● CHALLENGE:
Reproduce all of the material word for word.
── INFORMATION SUPPLIED
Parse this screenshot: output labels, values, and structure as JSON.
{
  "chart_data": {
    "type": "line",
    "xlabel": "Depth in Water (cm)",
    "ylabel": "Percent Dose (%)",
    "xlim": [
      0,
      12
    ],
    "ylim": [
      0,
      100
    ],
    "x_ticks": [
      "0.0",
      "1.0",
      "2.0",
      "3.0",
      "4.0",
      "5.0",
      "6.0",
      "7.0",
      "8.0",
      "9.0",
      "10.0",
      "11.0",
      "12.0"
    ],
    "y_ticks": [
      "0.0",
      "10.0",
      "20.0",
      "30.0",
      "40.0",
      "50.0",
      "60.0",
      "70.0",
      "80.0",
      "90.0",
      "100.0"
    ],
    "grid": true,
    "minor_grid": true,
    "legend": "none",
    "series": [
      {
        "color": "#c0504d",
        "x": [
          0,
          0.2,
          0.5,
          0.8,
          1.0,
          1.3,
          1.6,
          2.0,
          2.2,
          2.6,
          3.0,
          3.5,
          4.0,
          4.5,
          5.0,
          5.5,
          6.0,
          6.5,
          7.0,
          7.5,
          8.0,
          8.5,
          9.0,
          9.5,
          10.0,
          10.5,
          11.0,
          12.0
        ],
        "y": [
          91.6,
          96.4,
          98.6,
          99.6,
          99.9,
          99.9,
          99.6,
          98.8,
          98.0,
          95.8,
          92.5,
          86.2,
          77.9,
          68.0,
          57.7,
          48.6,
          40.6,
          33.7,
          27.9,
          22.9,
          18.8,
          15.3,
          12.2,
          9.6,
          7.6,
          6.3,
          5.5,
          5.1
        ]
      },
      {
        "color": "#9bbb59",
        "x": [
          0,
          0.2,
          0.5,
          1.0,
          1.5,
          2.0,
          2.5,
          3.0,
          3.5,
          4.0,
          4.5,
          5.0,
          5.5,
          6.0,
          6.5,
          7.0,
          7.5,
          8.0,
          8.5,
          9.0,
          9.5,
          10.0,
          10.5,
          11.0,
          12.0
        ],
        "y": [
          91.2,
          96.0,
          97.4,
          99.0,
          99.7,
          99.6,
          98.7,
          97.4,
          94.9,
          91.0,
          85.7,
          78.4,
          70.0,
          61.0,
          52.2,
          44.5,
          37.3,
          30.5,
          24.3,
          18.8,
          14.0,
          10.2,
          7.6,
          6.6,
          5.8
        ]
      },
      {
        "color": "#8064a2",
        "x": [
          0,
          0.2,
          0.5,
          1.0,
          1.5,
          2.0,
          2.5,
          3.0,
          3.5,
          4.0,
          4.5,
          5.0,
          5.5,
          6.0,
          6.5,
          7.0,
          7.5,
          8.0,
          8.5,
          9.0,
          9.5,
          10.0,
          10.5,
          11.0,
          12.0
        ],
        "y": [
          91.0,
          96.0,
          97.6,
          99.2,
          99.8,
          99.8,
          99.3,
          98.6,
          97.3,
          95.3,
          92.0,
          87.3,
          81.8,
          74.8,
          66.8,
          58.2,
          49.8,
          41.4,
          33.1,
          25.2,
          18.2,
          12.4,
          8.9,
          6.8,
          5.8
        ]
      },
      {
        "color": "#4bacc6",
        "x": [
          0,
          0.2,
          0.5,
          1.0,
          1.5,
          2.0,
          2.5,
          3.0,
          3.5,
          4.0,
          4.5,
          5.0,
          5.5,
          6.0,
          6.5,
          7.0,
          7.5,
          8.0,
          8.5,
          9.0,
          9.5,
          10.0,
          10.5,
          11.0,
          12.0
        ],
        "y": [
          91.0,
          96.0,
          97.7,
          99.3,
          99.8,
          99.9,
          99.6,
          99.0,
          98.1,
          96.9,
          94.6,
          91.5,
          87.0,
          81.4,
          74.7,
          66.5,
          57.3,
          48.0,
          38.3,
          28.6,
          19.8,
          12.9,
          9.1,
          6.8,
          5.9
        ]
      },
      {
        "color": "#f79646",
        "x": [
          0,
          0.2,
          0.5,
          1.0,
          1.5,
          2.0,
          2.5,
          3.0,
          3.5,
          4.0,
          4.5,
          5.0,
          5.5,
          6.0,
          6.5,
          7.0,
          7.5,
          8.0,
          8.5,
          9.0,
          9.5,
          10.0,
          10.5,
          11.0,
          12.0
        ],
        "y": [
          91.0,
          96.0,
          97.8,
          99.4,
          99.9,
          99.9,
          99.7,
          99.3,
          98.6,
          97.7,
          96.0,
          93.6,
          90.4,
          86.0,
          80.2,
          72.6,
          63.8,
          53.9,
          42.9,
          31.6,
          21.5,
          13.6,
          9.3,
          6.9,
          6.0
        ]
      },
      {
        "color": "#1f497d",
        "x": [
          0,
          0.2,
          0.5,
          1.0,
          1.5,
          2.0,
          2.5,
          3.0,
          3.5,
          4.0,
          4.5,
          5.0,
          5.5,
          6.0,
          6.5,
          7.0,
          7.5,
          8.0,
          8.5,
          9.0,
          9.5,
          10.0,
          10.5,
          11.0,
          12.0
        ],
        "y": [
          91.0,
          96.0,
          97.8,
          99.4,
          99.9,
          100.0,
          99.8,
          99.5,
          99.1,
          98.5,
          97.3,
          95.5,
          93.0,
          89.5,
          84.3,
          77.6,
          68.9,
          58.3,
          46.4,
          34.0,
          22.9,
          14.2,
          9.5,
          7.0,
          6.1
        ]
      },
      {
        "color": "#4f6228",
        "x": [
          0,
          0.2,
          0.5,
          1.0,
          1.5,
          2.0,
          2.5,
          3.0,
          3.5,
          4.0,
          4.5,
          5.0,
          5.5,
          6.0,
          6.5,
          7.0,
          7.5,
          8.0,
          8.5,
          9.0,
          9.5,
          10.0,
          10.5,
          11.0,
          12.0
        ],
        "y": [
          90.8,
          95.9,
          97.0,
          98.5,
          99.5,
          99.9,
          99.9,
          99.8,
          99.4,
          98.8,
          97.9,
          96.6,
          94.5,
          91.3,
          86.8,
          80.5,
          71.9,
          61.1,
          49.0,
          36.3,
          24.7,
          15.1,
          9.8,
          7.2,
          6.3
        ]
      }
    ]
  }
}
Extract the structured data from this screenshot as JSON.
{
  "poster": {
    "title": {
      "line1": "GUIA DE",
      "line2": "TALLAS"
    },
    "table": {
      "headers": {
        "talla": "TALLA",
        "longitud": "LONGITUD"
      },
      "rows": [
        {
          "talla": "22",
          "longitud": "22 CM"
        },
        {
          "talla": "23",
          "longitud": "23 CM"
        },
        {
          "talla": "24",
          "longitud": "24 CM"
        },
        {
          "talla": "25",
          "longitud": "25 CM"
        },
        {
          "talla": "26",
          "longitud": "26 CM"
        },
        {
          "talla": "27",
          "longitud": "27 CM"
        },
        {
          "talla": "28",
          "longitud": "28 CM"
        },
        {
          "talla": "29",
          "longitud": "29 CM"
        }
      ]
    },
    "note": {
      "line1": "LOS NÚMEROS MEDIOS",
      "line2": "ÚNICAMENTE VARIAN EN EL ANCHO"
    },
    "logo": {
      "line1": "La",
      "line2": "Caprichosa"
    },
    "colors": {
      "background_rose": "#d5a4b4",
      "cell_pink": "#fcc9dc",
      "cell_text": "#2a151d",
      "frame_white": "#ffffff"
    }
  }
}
────
● RESULT:
Parse this screenshot: output labels, values, and structure as JSON.
{
  "chart_data": {
    "type": "line",
    "xlabel": "Depth in Water (cm)",
    "ylabel": "Percent Dose (%)",
    "xlim": [
      0,
      12
    ],
    "ylim": [
      0,
      100
    ],
    "x_ticks": [
      "0.0",
      "1.0",
      "2.0",
      "3.0",
      "4.0",
      "5.0",
      "6.0",
      "7.0",
      "8.0",
      "9.0",
      "10.0",
      "11.0",
      "12.0"
    ],
    "y_ticks": [
      "0.0",
      "10.0",
      "20.0",
      "30.0",
      "40.0",
      "50.0",
      "60.0",
      "70.0",
      "80.0",
      "90.0",
      "100.0"
    ],
    "grid": true,
    "minor_grid": true,
    "legend": "none",
    "series": [
      {
        "color": "#c0504d",
        "x": [
          0,
          0.2,
          0.5,
          0.8,
          1.0,
          1.3,
          1.6,
          2.0,
          2.2,
          2.6,
          3.0,
          3.5,
          4.0,
          4.5,
          5.0,
          5.5,
          6.0,
          6.5,
          7.0,
          7.5,
          8.0,
          8.5,
          9.0,
          9.5,
          10.0,
          10.5,
          11.0,
          12.0
        ],
        "y": [
          91.6,
          96.4,
          98.6,
          99.6,
          99.9,
          99.9,
          99.6,
          98.8,
          98.0,
          95.8,
          92.5,
          86.2,
          77.9,
          68.0,
          57.7,
          48.6,
          40.6,
          33.7,
          27.9,
          22.9,
          18.8,
          15.3,
          12.2,
          9.6,
          7.6,
          6.3,
          5.5,
          5.1
        ]
      },
      {
        "color": "#9bbb59",
        "x": [
          0,
          0.2,
          0.5,
          1.0,
          1.5,
          2.0,
          2.5,
          3.0,
          3.5,
          4.0,
          4.5,
          5.0,
          5.5,
          6.0,
          6.5,
          7.0,
          7.5,
          8.0,
          8.5,
          9.0,
          9.5,
          10.0,
          10.5,
          11.0,
          12.0
        ],
        "y": [
          91.2,
          96.0,
          97.4,
          99.0,
          99.7,
          99.6,
          98.7,
          97.4,
          94.9,
          91.0,
          85.7,
          78.4,
          70.0,
          61.0,
          52.2,
          44.5,
          37.3,
          30.5,
          24.3,
          18.8,
          14.0,
          10.2,
          7.6,
          6.6,
          5.8
        ]
      },
      {
        "color": "#8064a2",
        "x": [
          0,
          0.2,
          0.5,
          1.0,
          1.5,
          2.0,
          2.5,
          3.0,
          3.5,
          4.0,
          4.5,
          5.0,
          5.5,
          6.0,
          6.5,
          7.0,
          7.5,
          8.0,
          8.5,
          9.0,
          9.5,
          10.0,
          10.5,
          11.0,
          12.0
        ],
        "y": [
          91.0,
          96.0,
          97.6,
          99.2,
          99.8,
          99.8,
          99.3,
          98.6,
          97.3,
          95.3,
          92.0,
          87.3,
          81.8,
          74.8,
          66.8,
          58.2,
          49.8,
          41.4,
          33.1,
          25.2,
          18.2,
          12.4,
          8.9,
          6.8,
          5.8
        ]
      },
      {
        "color": "#4bacc6",
        "x": [
          0,
          0.2,
          0.5,
          1.0,
          1.5,
          2.0,
          2.5,
          3.0,
          3.5,
          4.0,
          4.5,
          5.0,
          5.5,
          6.0,
          6.5,
          7.0,
          7.5,
          8.0,
          8.5,
          9.0,
          9.5,
          10.0,
          10.5,
          11.0,
          12.0
        ],
        "y": [
          91.0,
          96.0,
          97.7,
          99.3,
          99.8,
          99.9,
          99.6,
          99.0,
          98.1,
          96.9,
          94.6,
          91.5,
          87.0,
          81.4,
          74.7,
          66.5,
          57.3,
          48.0,
          38.3,
          28.6,
          19.8,
          12.9,
          9.1,
          6.8,
          5.9
        ]
      },
      {
        "color": "#f79646",
        "x": [
          0,
          0.2,
          0.5,
          1.0,
          1.5,
          2.0,
          2.5,
          3.0,
          3.5,
          4.0,
          4.5,
          5.0,
          5.5,
          6.0,
          6.5,
          7.0,
          7.5,
          8.0,
          8.5,
          9.0,
          9.5,
          10.0,
          10.5,
          11.0,
          12.0
        ],
        "y": [
          91.0,
          96.0,
          97.8,
          99.4,
          99.9,
          99.9,
          99.7,
          99.3,
          98.6,
          97.7,
          96.0,
          93.6,
          90.4,
          86.0,
          80.2,
          72.6,
          63.8,
          53.9,
          42.9,
          31.6,
          21.5,
          13.6,
          9.3,
          6.9,
          6.0
        ]
      },
      {
        "color": "#1f497d",
        "x": [
          0,
          0.2,
          0.5,
          1.0,
          1.5,
          2.0,
          2.5,
          3.0,
          3.5,
          4.0,
          4.5,
          5.0,
          5.5,
          6.0,
          6.5,
          7.0,
          7.5,
          8.0,
          8.5,
          9.0,
          9.5,
          10.0,
          10.5,
          11.0,
          12.0
        ],
        "y": [
          91.0,
          96.0,
          97.8,
          99.4,
          99.9,
          100.0,
          99.8,
          99.5,
          99.1,
          98.5,
          97.3,
          95.5,
          93.0,
          89.5,
          84.3,
          77.6,
          68.9,
          58.3,
          46.4,
          34.0,
          22.9,
          14.2,
          9.5,
          7.0,
          6.1
        ]
      },
      {
        "color": "#4f6228",
        "x": [
          0,
          0.2,
          0.5,
          1.0,
          1.5,
          2.0,
          2.5,
          3.0,
          3.5,
          4.0,
          4.5,
          5.0,
          5.5,
          6.0,
          6.5,
          7.0,
          7.5,
          8.0,
          8.5,
          9.0,
          9.5,
          10.0,
          10.5,
          11.0,
          12.0
        ],
        "y": [
          90.8,
          95.9,
          97.0,
          98.5,
          99.5,
          99.9,
          99.9,
          99.8,
          99.4,
          98.8,
          97.9,
          96.6,
          94.5,
          91.3,
          86.8,
          80.5,
          71.9,
          61.1,
          49.0,
          36.3,
          24.7,
          15.1,
          9.8,
          7.2,
          6.3
        ]
      }
    ]
  }
}
Extract the structured data from this screenshot as JSON.
{
  "poster": {
    "title": {
      "line1": "GUIA DE",
      "line2": "TALLAS"
    },
    "table": {
      "headers": {
        "talla": "TALLA",
        "longitud": "LONGITUD"
      },
      "rows": [
        {
          "talla": "22",
          "longitud": "22 CM"
        },
        {
          "talla": "23",
          "longitud": "23 CM"
        },
        {
          "talla": "24",
          "longitud": "24 CM"
        },
        {
          "talla": "25",
          "longitud": "25 CM"
        },
        {
          "talla": "26",
          "longitud": "26 CM"
        },
        {
          "talla": "27",
          "longitud": "27 CM"
        },
        {
          "talla": "28",
          "longitud": "28 CM"
        },
        {
          "talla": "29",
          "longitud": "29 CM"
        }
      ]
    },
    "note": {
      "line1": "LOS NÚMEROS MEDIOS",
      "line2": "ÚNICAMENTE VARIAN EN EL ANCHO"
    },
    "logo": {
      "line1": "La",
      "line2": "Caprichosa"
    },
    "colors": {
      "background_rose": "#d5a4b4",
      "cell_pink": "#fcc9dc",
      "cell_text": "#2a151d",
      "frame_white": "#ffffff"
    }
  }
}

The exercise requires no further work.